Extracts from a graphics dataset>
::::::::::
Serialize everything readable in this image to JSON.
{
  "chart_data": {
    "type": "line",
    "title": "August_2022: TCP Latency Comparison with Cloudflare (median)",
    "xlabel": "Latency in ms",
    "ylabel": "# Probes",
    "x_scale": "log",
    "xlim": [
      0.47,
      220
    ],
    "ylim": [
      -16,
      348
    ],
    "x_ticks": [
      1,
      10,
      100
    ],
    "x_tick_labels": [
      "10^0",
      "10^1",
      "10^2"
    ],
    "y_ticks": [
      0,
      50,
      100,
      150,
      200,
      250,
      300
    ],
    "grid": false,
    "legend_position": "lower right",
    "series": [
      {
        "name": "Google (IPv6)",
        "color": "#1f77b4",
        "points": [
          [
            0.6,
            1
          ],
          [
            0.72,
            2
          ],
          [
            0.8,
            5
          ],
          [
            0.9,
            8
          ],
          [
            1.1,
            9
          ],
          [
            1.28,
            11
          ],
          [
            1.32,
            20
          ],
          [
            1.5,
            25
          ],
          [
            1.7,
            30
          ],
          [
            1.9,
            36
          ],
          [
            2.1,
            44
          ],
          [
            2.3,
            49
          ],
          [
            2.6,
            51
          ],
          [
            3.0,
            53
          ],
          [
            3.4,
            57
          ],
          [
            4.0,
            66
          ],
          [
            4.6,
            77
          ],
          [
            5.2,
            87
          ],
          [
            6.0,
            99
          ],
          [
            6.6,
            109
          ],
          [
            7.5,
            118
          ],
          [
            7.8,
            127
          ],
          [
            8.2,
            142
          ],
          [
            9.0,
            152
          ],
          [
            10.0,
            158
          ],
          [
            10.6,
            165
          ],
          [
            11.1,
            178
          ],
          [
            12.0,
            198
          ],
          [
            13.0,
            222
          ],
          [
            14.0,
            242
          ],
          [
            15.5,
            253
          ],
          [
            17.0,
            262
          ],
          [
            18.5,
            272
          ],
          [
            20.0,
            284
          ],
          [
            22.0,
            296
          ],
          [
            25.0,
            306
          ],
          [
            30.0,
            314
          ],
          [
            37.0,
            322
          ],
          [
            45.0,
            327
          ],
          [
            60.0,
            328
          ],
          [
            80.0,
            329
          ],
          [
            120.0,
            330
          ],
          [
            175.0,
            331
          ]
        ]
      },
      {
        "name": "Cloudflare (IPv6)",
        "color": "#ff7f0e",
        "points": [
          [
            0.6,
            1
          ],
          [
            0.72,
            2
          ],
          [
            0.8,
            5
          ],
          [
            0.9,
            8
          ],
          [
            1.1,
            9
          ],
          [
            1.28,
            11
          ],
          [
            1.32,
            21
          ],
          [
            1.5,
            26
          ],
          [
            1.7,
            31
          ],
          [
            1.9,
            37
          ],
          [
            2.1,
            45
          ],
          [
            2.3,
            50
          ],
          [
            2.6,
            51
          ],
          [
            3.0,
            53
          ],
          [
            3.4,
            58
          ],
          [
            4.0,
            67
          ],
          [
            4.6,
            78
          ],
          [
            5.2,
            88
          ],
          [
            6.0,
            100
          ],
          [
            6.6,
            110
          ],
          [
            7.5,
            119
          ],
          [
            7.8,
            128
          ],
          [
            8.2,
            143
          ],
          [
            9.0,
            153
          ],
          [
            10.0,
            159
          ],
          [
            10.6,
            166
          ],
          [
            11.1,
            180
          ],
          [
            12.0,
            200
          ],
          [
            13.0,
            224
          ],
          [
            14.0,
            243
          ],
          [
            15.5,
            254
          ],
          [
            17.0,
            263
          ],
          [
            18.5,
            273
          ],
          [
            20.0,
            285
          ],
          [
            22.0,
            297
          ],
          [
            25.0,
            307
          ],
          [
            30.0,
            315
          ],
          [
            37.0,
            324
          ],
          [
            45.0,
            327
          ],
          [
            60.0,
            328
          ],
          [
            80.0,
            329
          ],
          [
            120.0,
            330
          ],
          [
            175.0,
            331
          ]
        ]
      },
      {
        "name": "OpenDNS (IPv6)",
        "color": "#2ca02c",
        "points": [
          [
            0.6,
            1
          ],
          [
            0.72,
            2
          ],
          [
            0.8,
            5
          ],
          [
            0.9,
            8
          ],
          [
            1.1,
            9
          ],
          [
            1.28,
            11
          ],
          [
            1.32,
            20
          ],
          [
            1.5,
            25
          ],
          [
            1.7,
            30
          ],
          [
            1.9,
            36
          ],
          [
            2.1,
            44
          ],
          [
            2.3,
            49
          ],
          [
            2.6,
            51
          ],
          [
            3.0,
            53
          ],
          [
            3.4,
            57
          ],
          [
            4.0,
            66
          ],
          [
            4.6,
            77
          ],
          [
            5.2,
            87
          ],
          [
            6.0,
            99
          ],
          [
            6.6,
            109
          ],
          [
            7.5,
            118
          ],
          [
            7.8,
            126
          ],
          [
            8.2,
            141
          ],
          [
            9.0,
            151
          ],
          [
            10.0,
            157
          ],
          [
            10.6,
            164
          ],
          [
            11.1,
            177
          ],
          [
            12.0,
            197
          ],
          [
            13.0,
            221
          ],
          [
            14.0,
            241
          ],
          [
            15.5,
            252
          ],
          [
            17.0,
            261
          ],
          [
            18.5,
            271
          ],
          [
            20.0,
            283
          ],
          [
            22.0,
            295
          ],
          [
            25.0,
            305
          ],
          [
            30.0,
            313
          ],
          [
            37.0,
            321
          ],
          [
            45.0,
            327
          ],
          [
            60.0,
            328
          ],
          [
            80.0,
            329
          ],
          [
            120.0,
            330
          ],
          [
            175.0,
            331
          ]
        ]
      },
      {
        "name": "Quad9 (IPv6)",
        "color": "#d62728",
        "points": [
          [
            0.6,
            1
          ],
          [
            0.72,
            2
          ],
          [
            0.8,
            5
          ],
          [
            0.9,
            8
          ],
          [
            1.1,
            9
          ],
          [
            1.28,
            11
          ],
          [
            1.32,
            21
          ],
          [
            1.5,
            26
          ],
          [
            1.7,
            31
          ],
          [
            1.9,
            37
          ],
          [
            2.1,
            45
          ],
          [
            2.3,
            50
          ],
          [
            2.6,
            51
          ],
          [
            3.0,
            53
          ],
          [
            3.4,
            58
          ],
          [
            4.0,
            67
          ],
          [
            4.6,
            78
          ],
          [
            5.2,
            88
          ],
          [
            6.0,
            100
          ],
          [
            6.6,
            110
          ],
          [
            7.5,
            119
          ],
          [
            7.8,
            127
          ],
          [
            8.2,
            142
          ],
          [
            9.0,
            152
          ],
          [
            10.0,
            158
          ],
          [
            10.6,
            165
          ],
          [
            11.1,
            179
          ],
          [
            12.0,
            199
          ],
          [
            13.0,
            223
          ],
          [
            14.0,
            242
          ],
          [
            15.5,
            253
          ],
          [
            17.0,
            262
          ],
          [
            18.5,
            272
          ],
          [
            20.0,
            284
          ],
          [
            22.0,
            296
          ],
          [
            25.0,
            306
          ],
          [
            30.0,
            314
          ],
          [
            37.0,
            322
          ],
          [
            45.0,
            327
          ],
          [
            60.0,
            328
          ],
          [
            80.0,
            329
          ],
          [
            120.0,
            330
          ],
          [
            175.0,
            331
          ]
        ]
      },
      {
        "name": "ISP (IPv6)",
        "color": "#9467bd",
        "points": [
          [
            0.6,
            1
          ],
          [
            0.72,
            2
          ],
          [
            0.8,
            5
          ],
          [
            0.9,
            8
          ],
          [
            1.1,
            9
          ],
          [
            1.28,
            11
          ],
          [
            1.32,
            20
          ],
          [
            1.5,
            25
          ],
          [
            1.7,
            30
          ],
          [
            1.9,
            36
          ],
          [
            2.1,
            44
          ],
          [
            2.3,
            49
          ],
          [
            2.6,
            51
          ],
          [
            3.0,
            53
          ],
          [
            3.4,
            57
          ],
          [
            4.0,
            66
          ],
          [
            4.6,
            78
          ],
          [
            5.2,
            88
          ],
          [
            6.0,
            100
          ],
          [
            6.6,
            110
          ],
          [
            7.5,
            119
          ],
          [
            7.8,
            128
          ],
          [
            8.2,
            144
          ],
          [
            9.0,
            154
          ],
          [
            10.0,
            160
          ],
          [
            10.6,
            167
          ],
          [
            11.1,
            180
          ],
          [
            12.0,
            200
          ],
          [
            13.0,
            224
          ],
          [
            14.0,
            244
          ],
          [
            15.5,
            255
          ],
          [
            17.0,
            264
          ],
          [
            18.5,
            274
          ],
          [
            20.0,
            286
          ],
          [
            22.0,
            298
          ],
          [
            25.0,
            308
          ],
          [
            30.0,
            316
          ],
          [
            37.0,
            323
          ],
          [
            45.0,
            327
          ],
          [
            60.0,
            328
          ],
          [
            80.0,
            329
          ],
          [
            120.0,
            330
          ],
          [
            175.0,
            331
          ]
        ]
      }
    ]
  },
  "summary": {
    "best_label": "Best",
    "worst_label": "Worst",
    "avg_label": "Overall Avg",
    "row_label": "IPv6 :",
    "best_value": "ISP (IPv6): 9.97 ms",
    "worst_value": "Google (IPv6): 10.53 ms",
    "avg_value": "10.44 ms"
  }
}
::::::::::
Goal>
Gather from the entries above all lines that include the string "Cloudflare".

Result>
    "title": "August_2022: TCP Latency Comparison with Cloudflare (median)",
        "name": "Cloudflare (IPv6)",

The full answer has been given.